> Set task:
Copy out each line that mentions the word "What".

> Records for the task:
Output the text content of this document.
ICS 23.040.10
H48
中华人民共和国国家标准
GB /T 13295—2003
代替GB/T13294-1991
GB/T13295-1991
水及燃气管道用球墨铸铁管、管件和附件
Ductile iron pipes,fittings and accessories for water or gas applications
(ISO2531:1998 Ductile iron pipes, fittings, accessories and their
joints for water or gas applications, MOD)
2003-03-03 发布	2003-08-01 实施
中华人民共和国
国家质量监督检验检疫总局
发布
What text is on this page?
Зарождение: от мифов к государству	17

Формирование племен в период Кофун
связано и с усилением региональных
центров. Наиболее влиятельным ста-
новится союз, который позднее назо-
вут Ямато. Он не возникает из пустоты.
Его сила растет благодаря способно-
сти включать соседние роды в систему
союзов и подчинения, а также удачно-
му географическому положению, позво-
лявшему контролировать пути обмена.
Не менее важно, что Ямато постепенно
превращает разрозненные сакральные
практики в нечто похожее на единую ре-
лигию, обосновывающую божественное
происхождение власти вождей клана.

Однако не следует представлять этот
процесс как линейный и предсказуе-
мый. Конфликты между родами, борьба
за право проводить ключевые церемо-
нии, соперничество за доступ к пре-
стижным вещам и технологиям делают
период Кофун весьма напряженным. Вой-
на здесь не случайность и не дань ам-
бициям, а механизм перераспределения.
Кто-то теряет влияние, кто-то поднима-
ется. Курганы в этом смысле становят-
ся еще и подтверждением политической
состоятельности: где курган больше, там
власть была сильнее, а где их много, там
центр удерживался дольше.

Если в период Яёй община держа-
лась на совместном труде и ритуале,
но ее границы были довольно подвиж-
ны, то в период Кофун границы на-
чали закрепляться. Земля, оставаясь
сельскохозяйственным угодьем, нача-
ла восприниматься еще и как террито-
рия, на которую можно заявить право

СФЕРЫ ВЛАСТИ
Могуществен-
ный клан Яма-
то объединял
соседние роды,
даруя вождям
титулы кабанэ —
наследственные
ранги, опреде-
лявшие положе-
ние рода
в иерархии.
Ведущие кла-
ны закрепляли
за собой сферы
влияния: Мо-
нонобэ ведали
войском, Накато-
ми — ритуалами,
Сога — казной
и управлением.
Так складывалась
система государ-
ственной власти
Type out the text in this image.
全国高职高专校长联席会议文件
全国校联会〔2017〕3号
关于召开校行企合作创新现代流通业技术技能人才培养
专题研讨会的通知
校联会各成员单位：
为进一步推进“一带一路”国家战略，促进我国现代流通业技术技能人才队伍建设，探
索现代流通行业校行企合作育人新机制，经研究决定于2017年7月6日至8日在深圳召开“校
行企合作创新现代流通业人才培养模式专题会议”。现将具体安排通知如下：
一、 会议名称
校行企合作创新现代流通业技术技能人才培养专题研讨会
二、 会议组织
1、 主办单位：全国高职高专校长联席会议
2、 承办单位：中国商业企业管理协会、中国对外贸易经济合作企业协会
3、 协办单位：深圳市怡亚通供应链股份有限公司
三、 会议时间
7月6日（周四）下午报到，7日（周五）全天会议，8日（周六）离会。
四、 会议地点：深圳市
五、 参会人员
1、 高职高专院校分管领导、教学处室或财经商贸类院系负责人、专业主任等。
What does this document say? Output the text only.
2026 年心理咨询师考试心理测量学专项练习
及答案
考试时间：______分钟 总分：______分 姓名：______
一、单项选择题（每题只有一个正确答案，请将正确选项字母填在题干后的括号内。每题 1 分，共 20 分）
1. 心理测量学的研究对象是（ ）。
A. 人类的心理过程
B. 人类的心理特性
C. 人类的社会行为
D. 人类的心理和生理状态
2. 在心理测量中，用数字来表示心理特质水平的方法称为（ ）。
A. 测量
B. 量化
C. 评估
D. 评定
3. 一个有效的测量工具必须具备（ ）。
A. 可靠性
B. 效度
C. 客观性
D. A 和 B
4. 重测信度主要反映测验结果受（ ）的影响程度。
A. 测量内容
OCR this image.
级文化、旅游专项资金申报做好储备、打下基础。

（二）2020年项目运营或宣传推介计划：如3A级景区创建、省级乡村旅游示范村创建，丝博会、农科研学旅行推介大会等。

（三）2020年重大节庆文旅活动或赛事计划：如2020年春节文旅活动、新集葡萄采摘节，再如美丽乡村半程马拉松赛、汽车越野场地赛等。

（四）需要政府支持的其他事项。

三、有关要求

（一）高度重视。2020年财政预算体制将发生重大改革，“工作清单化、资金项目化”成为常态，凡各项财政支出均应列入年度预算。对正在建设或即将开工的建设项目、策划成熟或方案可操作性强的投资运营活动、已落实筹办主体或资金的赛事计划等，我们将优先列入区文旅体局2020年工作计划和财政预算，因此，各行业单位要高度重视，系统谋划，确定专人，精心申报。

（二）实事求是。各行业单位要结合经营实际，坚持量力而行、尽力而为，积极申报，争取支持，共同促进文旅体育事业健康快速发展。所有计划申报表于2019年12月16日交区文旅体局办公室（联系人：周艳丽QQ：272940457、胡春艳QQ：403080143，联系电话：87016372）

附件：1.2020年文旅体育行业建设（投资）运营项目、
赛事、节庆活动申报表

> Solution for this task:
What text is on this page?
What does this document say? Output the text only.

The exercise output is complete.